### OBJECTIVE
Gather each line of the entries below that includes "title".

### INPUT DATA

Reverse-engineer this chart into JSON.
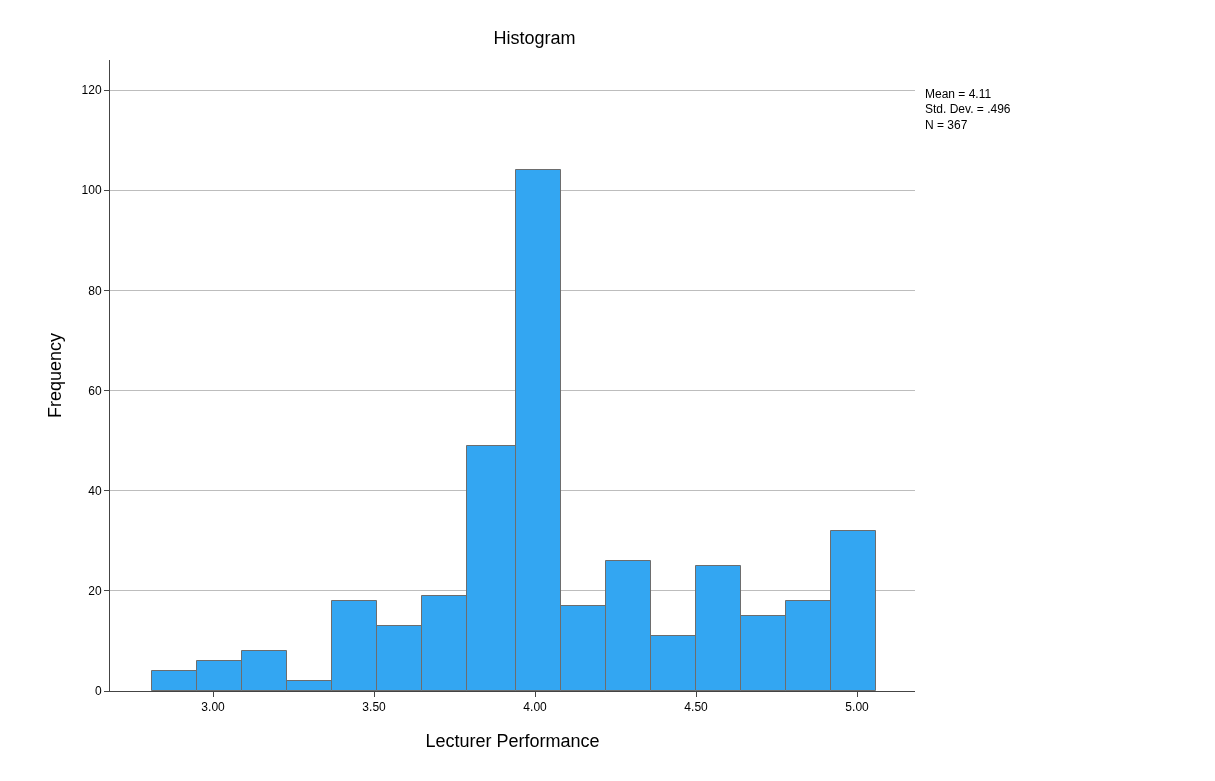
{
  "chart_data": {
    "type": "histogram",
    "title": "Histogram",
    "xlabel": "Lecturer Performance",
    "ylabel": "Frequency",
    "bins": [
      2.81,
      2.95,
      3.09,
      3.23,
      3.37,
      3.51,
      3.65,
      3.79,
      3.94,
      4.08,
      4.22,
      4.36,
      4.5,
      4.64,
      4.78,
      4.92,
      5.06
    ],
    "values": [
      4,
      6,
      8,
      2,
      18,
      13,
      19,
      49,
      104,
      17,
      26,
      11,
      25,
      15,
      18,
      32
    ],
    "color": "#33a6f2",
    "xlim": [
      2.68,
      5.18
    ],
    "xticks": [
      {
        "value": 3,
        "label": "3.00"
      },
      {
        "value": 3.5,
        "label": "3.50"
      },
      {
        "value": 4,
        "label": "4.00"
      },
      {
        "value": 4.5,
        "label": "4.50"
      },
      {
        "value": 5,
        "label": "5.00"
      }
    ],
    "ylim": [
      0,
      126
    ],
    "yticks": [
      0,
      20,
      40,
      60,
      80,
      100,
      120
    ],
    "grid": "y",
    "annotations": [
      "Mean = 4.11",
      "Std. Dev. = .496",
      "N = 367"
    ]
  }
}
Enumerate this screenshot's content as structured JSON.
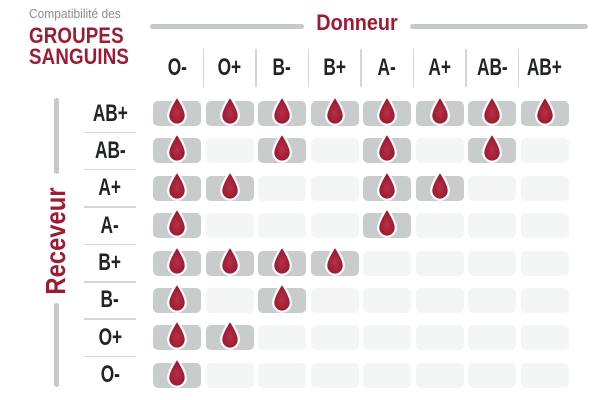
{
  "title": {
    "kicker": "Compatibilité des",
    "line1": "GROUPES",
    "line2": "SANGUINS"
  },
  "colors": {
    "accent_red": "#9E1B32",
    "drop_red": "#A01C33",
    "filled_cell_gray": "#C8CCCC",
    "empty_cell_gray": "#F4F5F5",
    "rule_gray": "#C6C9C9",
    "separator_gray": "#D3D6D6",
    "label_dark": "#212424",
    "kicker_gray": "#8A8A8A"
  },
  "icons": {
    "compatible_marker": "blood-drop-icon"
  },
  "chart_data": {
    "type": "heatmap",
    "title": "Compatibilité des groupes sanguins",
    "x_axis_label": "Donneur",
    "y_axis_label": "Receveur",
    "x_categories": [
      "O-",
      "O+",
      "B-",
      "B+",
      "A-",
      "A+",
      "AB-",
      "AB+"
    ],
    "y_categories": [
      "AB+",
      "AB-",
      "A+",
      "A-",
      "B+",
      "B-",
      "O+",
      "O-"
    ],
    "value_meaning": "1 = compatible (blood drop shown), 0 = not compatible (empty cell)",
    "matrix": [
      [
        1,
        1,
        1,
        1,
        1,
        1,
        1,
        1
      ],
      [
        1,
        0,
        1,
        0,
        1,
        0,
        1,
        0
      ],
      [
        1,
        1,
        0,
        0,
        1,
        1,
        0,
        0
      ],
      [
        1,
        0,
        0,
        0,
        1,
        0,
        0,
        0
      ],
      [
        1,
        1,
        1,
        1,
        0,
        0,
        0,
        0
      ],
      [
        1,
        0,
        1,
        0,
        0,
        0,
        0,
        0
      ],
      [
        1,
        1,
        0,
        0,
        0,
        0,
        0,
        0
      ],
      [
        1,
        0,
        0,
        0,
        0,
        0,
        0,
        0
      ]
    ],
    "legend_position": "none",
    "grid": false
  }
}
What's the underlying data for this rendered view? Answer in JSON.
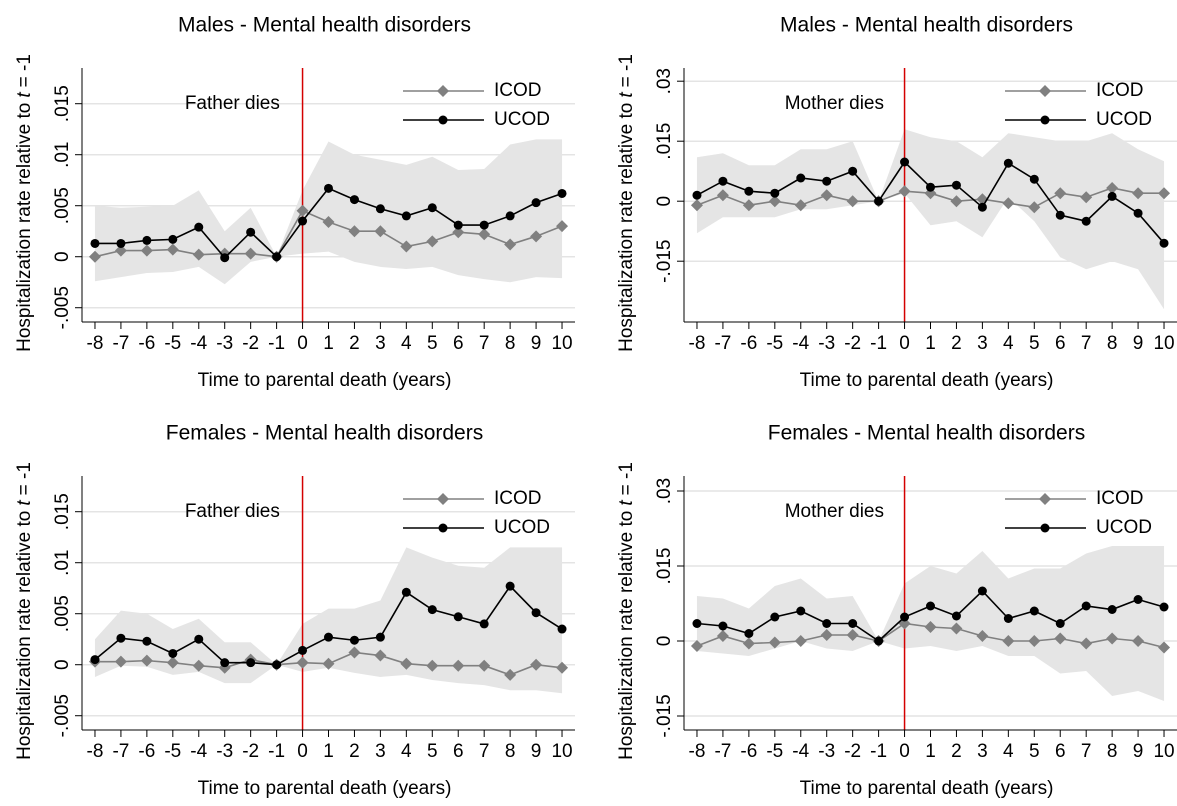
{
  "chart_data": [
    {
      "type": "line",
      "title": "Males - Mental health disorders",
      "xlabel": "Time to parental death (years)",
      "ylabel": [
        "Hospitalization rate relative to",
        "t",
        "= -1"
      ],
      "annotation": "Father dies",
      "annotation_color": "#e8000b",
      "vline": 0,
      "vline_color": "#d40000",
      "x": [
        -8,
        -7,
        -6,
        -5,
        -4,
        -3,
        -2,
        -1,
        0,
        1,
        2,
        3,
        4,
        5,
        6,
        7,
        8,
        9,
        10
      ],
      "xlim": [
        -8.5,
        10.5
      ],
      "xticks": [
        -8,
        -7,
        -6,
        -5,
        -4,
        -3,
        -2,
        -1,
        0,
        1,
        2,
        3,
        4,
        5,
        6,
        7,
        8,
        9,
        10
      ],
      "ylim": [
        -0.0064,
        0.0185
      ],
      "yticks": [
        {
          "value": -0.005,
          "label": "-.005"
        },
        0,
        {
          "value": 0.005,
          "label": ".005"
        },
        {
          "value": 0.01,
          "label": ".01"
        },
        {
          "value": 0.015,
          "label": ".015"
        }
      ],
      "grid": true,
      "legend": "upper right",
      "ci_color": "#e5e5e5",
      "ci_upper": [
        0.005,
        0.0048,
        0.0049,
        0.005,
        0.0065,
        0.0025,
        0.0048,
        0,
        0.0065,
        0.0113,
        0.01,
        0.0095,
        0.009,
        0.0098,
        0.0085,
        0.0086,
        0.011,
        0.0115,
        0.0115
      ],
      "ci_lower": [
        -0.0024,
        -0.002,
        -0.0016,
        -0.0015,
        -0.001,
        -0.0027,
        -0.0005,
        0,
        0.0003,
        0.0005,
        -0.0005,
        -0.001,
        -0.0012,
        -0.001,
        -0.0018,
        -0.0022,
        -0.0025,
        -0.002,
        -0.0021
      ],
      "series": [
        {
          "name": "ICOD",
          "color": "#808080",
          "marker": "diamond",
          "values": [
            0,
            0.0006,
            0.0006,
            0.0007,
            0.0002,
            0.0003,
            0.0003,
            0,
            0.0045,
            0.0034,
            0.0025,
            0.0025,
            0.001,
            0.0015,
            0.0024,
            0.0022,
            0.0012,
            0.002,
            0.003
          ]
        },
        {
          "name": "UCOD",
          "color": "#000000",
          "marker": "circle",
          "values": [
            0.0013,
            0.0013,
            0.0016,
            0.0017,
            0.0029,
            -0.0001,
            0.0024,
            0,
            0.0035,
            0.0067,
            0.0056,
            0.0047,
            0.004,
            0.0048,
            0.0031,
            0.0031,
            0.004,
            0.0053,
            0.0062
          ]
        }
      ]
    },
    {
      "type": "line",
      "title": "Males - Mental health disorders",
      "xlabel": "Time to parental death (years)",
      "ylabel": [
        "Hospitalization rate relative to",
        "t",
        "= -1"
      ],
      "annotation": "Mother dies",
      "annotation_color": "#e8000b",
      "vline": 0,
      "vline_color": "#d40000",
      "x": [
        -8,
        -7,
        -6,
        -5,
        -4,
        -3,
        -2,
        -1,
        0,
        1,
        2,
        3,
        4,
        5,
        6,
        7,
        8,
        9,
        10
      ],
      "xlim": [
        -8.5,
        10.5
      ],
      "xticks": [
        -8,
        -7,
        -6,
        -5,
        -4,
        -3,
        -2,
        -1,
        0,
        1,
        2,
        3,
        4,
        5,
        6,
        7,
        8,
        9,
        10
      ],
      "ylim": [
        -0.0302,
        0.0333
      ],
      "yticks": [
        {
          "value": -0.015,
          "label": "-.015"
        },
        0,
        {
          "value": 0.015,
          "label": ".015"
        },
        {
          "value": 0.03,
          "label": ".03"
        }
      ],
      "grid": true,
      "legend": "upper right",
      "ci_color": "#e5e5e5",
      "ci_upper": [
        0.011,
        0.012,
        0.009,
        0.009,
        0.013,
        0.013,
        0.015,
        0,
        0.018,
        0.016,
        0.015,
        0.011,
        0.017,
        0.016,
        0.015,
        0.015,
        0.017,
        0.013,
        0.01
      ],
      "ci_lower": [
        -0.008,
        -0.004,
        -0.004,
        -0.004,
        -0.002,
        -0.002,
        -0.001,
        0,
        0.002,
        -0.006,
        -0.005,
        -0.009,
        0.001,
        -0.005,
        -0.014,
        -0.017,
        -0.015,
        -0.017,
        -0.027
      ],
      "series": [
        {
          "name": "ICOD",
          "color": "#808080",
          "marker": "diamond",
          "values": [
            -0.001,
            0.0015,
            -0.001,
            0,
            -0.001,
            0.0015,
            0,
            0,
            0.0025,
            0.002,
            0,
            0.0005,
            -0.0005,
            -0.0015,
            0.002,
            0.001,
            0.0033,
            0.002,
            0.002
          ]
        },
        {
          "name": "UCOD",
          "color": "#000000",
          "marker": "circle",
          "values": [
            0.0015,
            0.005,
            0.0025,
            0.002,
            0.0058,
            0.005,
            0.0075,
            0,
            0.0098,
            0.0035,
            0.004,
            -0.0015,
            0.0095,
            0.0055,
            -0.0035,
            -0.005,
            0.0012,
            -0.003,
            -0.0105
          ]
        }
      ]
    },
    {
      "type": "line",
      "title": "Females - Mental health disorders",
      "xlabel": "Time to parental death (years)",
      "ylabel": [
        "Hospitalization rate relative to",
        "t",
        "= -1"
      ],
      "annotation": "Father dies",
      "annotation_color": "#e8000b",
      "vline": 0,
      "vline_color": "#d40000",
      "x": [
        -8,
        -7,
        -6,
        -5,
        -4,
        -3,
        -2,
        -1,
        0,
        1,
        2,
        3,
        4,
        5,
        6,
        7,
        8,
        9,
        10
      ],
      "xlim": [
        -8.5,
        10.5
      ],
      "xticks": [
        -8,
        -7,
        -6,
        -5,
        -4,
        -3,
        -2,
        -1,
        0,
        1,
        2,
        3,
        4,
        5,
        6,
        7,
        8,
        9,
        10
      ],
      "ylim": [
        -0.0064,
        0.0185
      ],
      "yticks": [
        {
          "value": -0.005,
          "label": "-.005"
        },
        0,
        {
          "value": 0.005,
          "label": ".005"
        },
        {
          "value": 0.01,
          "label": ".01"
        },
        {
          "value": 0.015,
          "label": ".015"
        }
      ],
      "grid": true,
      "legend": "upper right",
      "ci_color": "#e5e5e5",
      "ci_upper": [
        0.0025,
        0.0053,
        0.005,
        0.0035,
        0.0045,
        0.0022,
        0.0022,
        0,
        0.004,
        0.0055,
        0.0055,
        0.0063,
        0.0115,
        0.0105,
        0.0097,
        0.0095,
        0.0115,
        0.0115,
        0.0115
      ],
      "ci_lower": [
        -0.0012,
        -0.0001,
        -0.0002,
        -0.001,
        -0.0007,
        -0.0018,
        -0.0018,
        0,
        -0.0007,
        -0.0003,
        -0.0008,
        -0.0012,
        -0.001,
        -0.0015,
        -0.0018,
        -0.002,
        -0.0025,
        -0.0025,
        -0.0028
      ],
      "series": [
        {
          "name": "ICOD",
          "color": "#808080",
          "marker": "diamond",
          "values": [
            0.0003,
            0.0003,
            0.0004,
            0.0002,
            -0.0001,
            -0.0003,
            0.0005,
            0,
            0.0002,
            0.0001,
            0.0012,
            0.0009,
            0.0001,
            -0.0001,
            -0.0001,
            -0.0001,
            -0.001,
            0,
            -0.0003
          ]
        },
        {
          "name": "UCOD",
          "color": "#000000",
          "marker": "circle",
          "values": [
            0.0005,
            0.0026,
            0.0023,
            0.0011,
            0.0025,
            0.0002,
            0.0002,
            0,
            0.0014,
            0.0027,
            0.0024,
            0.0027,
            0.0071,
            0.0054,
            0.0047,
            0.004,
            0.0077,
            0.0051,
            0.0035
          ]
        }
      ]
    },
    {
      "type": "line",
      "title": "Females - Mental health disorders",
      "xlabel": "Time to parental death (years)",
      "ylabel": [
        "Hospitalization rate relative to",
        "t",
        "= -1"
      ],
      "annotation": "Mother dies",
      "annotation_color": "#e8000b",
      "vline": 0,
      "vline_color": "#d40000",
      "x": [
        -8,
        -7,
        -6,
        -5,
        -4,
        -3,
        -2,
        -1,
        0,
        1,
        2,
        3,
        4,
        5,
        6,
        7,
        8,
        9,
        10
      ],
      "xlim": [
        -8.5,
        10.5
      ],
      "xticks": [
        -8,
        -7,
        -6,
        -5,
        -4,
        -3,
        -2,
        -1,
        0,
        1,
        2,
        3,
        4,
        5,
        6,
        7,
        8,
        9,
        10
      ],
      "ylim": [
        -0.0178,
        0.033
      ],
      "yticks": [
        {
          "value": -0.015,
          "label": "-.015"
        },
        0,
        {
          "value": 0.015,
          "label": ".015"
        },
        {
          "value": 0.03,
          "label": ".03"
        }
      ],
      "grid": true,
      "legend": "upper right",
      "ci_color": "#e5e5e5",
      "ci_upper": [
        0.009,
        0.0085,
        0.0065,
        0.011,
        0.0125,
        0.0085,
        0.009,
        0,
        0.0115,
        0.015,
        0.0135,
        0.018,
        0.0125,
        0.0145,
        0.0145,
        0.0175,
        0.019,
        0.019,
        0.019
      ],
      "ci_lower": [
        -0.002,
        -0.0025,
        -0.003,
        -0.0015,
        0,
        -0.0015,
        -0.002,
        0,
        -0.0015,
        -0.001,
        -0.002,
        -0.001,
        -0.003,
        -0.003,
        -0.0065,
        -0.006,
        -0.011,
        -0.01,
        -0.012
      ],
      "series": [
        {
          "name": "ICOD",
          "color": "#808080",
          "marker": "diamond",
          "values": [
            -0.001,
            0.001,
            -0.0005,
            -0.0003,
            0,
            0.0012,
            0.0012,
            0,
            0.0035,
            0.0028,
            0.0025,
            0.001,
            0,
            0,
            0.0005,
            -0.0005,
            0.0005,
            0,
            -0.0013
          ]
        },
        {
          "name": "UCOD",
          "color": "#000000",
          "marker": "circle",
          "values": [
            0.0035,
            0.003,
            0.0015,
            0.0048,
            0.006,
            0.0035,
            0.0035,
            0,
            0.0048,
            0.007,
            0.005,
            0.01,
            0.0045,
            0.006,
            0.0035,
            0.007,
            0.0063,
            0.0083,
            0.0068
          ]
        }
      ]
    }
  ]
}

### EXERCISE RESULT
    "title": "Histogram",
  "title": {
    "title": "Compatibilité des groupes sanguins",
      "title": "Males - Mental health disorders",
      "title": "Males - Mental health disorders",
      "title": "Females - Mental health disorders",
      "title": "Females - Mental health disorders",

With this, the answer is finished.